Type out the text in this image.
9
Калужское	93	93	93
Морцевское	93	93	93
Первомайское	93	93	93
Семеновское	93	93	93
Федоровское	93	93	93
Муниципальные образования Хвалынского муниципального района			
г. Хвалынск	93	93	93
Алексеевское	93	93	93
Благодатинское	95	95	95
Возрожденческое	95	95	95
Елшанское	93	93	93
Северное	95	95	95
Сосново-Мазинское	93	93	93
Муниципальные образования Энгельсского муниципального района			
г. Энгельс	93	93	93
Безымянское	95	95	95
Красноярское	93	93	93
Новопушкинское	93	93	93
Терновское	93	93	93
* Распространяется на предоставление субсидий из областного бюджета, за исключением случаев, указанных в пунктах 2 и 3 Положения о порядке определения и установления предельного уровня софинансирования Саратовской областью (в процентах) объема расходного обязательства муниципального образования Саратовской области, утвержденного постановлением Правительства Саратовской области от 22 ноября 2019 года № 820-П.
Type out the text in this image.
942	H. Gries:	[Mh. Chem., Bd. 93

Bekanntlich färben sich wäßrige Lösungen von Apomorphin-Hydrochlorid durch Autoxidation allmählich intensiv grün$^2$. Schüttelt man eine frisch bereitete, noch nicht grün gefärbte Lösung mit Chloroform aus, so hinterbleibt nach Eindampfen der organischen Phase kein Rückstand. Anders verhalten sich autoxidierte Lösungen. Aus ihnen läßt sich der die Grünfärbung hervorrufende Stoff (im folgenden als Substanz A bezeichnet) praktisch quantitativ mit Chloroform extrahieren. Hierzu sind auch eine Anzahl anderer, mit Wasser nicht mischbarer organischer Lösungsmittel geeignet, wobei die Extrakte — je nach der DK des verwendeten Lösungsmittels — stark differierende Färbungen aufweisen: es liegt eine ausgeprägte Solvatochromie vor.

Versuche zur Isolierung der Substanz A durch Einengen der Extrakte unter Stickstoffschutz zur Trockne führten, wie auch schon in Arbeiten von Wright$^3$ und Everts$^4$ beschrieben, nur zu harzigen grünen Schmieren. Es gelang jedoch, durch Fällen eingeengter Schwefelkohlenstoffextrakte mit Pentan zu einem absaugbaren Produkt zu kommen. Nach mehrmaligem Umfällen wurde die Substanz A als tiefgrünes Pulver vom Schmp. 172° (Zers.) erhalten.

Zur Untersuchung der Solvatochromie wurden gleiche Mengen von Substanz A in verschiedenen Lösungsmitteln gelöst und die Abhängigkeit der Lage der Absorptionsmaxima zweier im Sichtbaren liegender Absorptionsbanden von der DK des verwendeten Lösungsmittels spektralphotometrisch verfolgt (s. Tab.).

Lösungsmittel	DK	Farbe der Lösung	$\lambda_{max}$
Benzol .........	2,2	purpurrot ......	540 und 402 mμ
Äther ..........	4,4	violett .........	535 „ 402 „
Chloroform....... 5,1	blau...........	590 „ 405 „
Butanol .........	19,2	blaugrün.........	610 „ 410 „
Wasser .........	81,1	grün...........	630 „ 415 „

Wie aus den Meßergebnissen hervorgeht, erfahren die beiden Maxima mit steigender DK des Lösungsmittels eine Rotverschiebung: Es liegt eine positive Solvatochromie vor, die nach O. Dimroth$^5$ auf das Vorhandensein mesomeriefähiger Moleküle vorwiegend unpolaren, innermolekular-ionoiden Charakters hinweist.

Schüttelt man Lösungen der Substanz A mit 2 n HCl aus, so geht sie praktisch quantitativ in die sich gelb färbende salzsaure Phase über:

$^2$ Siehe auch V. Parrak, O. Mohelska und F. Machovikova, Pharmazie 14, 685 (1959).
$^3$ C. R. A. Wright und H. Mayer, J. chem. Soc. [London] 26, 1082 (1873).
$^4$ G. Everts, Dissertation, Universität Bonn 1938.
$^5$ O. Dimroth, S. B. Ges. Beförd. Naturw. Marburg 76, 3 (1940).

----------

▶ **DIRECTIONS FOR THIS TASK**
Repeat the data precisely, line by line.

▶ **WRITTEN RESPONSE**
Type out the text in this image.
9
Калужское	93	93	93
Морцевское	93	93	93
Первомайское	93	93	93
Семеновское	93	93	93
Федоровское	93	93	93
Муниципальные образования Хвалынского муниципального района			
г. Хвалынск	93	93	93
Алексеевское	93	93	93
Благодатинское	95	95	95
Возрожденческое	95	95	95
Елшанское	93	93	93
Северное	95	95	95
Сосново-Мазинское	93	93	93
Муниципальные образования Энгельсского муниципального района			
г. Энгельс	93	93	93
Безымянское	95	95	95
Красноярское	93	93	93
Новопушкинское	93	93	93
Терновское	93	93	93
* Распространяется на предоставление субсидий из областного бюджета, за исключением случаев, указанных в пунктах 2 и 3 Положения о порядке определения и установления предельного уровня софинансирования Саратовской областью (в процентах) объема расходного обязательства муниципального образования Саратовской области, утвержденного постановлением Правительства Саратовской области от 22 ноября 2019 года № 820-П.
Type out the text in this image.
942	H. Gries:	[Mh. Chem., Bd. 93

Bekanntlich färben sich wäßrige Lösungen von Apomorphin-Hydrochlorid durch Autoxidation allmählich intensiv grün$^2$. Schüttelt man eine frisch bereitete, noch nicht grün gefärbte Lösung mit Chloroform aus, so hinterbleibt nach Eindampfen der organischen Phase kein Rückstand. Anders verhalten sich autoxidierte Lösungen. Aus ihnen läßt sich der die Grünfärbung hervorrufende Stoff (im folgenden als Substanz A bezeichnet) praktisch quantitativ mit Chloroform extrahieren. Hierzu sind auch eine Anzahl anderer, mit Wasser nicht mischbarer organischer Lösungsmittel geeignet, wobei die Extrakte — je nach der DK des verwendeten Lösungsmittels — stark differierende Färbungen aufweisen: es liegt eine ausgeprägte Solvatochromie vor.

Versuche zur Isolierung der Substanz A durch Einengen der Extrakte unter Stickstoffschutz zur Trockne führten, wie auch schon in Arbeiten von Wright$^3$ und Everts$^4$ beschrieben, nur zu harzigen grünen Schmieren. Es gelang jedoch, durch Fällen eingeengter Schwefelkohlenstoffextrakte mit Pentan zu einem absaugbaren Produkt zu kommen. Nach mehrmaligem Umfällen wurde die Substanz A als tiefgrünes Pulver vom Schmp. 172° (Zers.) erhalten.

Zur Untersuchung der Solvatochromie wurden gleiche Mengen von Substanz A in verschiedenen Lösungsmitteln gelöst und die Abhängigkeit der Lage der Absorptionsmaxima zweier im Sichtbaren liegender Absorptionsbanden von der DK des verwendeten Lösungsmittels spektralphotometrisch verfolgt (s. Tab.).

Lösungsmittel	DK	Farbe der Lösung	$\lambda_{max}$
Benzol .........	2,2	purpurrot ......	540 und 402 mμ
Äther ..........	4,4	violett .........	535 „ 402 „
Chloroform....... 5,1	blau...........	590 „ 405 „
Butanol .........	19,2	blaugrün.........	610 „ 410 „
Wasser .........	81,1	grün...........	630 „ 415 „

Wie aus den Meßergebnissen hervorgeht, erfahren die beiden Maxima mit steigender DK des Lösungsmittels eine Rotverschiebung: Es liegt eine positive Solvatochromie vor, die nach O. Dimroth$^5$ auf das Vorhandensein mesomeriefähiger Moleküle vorwiegend unpolaren, innermolekular-ionoiden Charakters hinweist.

Schüttelt man Lösungen der Substanz A mit 2 n HCl aus, so geht sie praktisch quantitativ in die sich gelb färbende salzsaure Phase über:

$^2$ Siehe auch V. Parrak, O. Mohelska und F. Machovikova, Pharmazie 14, 685 (1959).
$^3$ C. R. A. Wright und H. Mayer, J. chem. Soc. [London] 26, 1082 (1873).
$^4$ G. Everts, Dissertation, Universität Bonn 1938.
$^5$ O. Dimroth, S. B. Ges. Beförd. Naturw. Marburg 76, 3 (1940).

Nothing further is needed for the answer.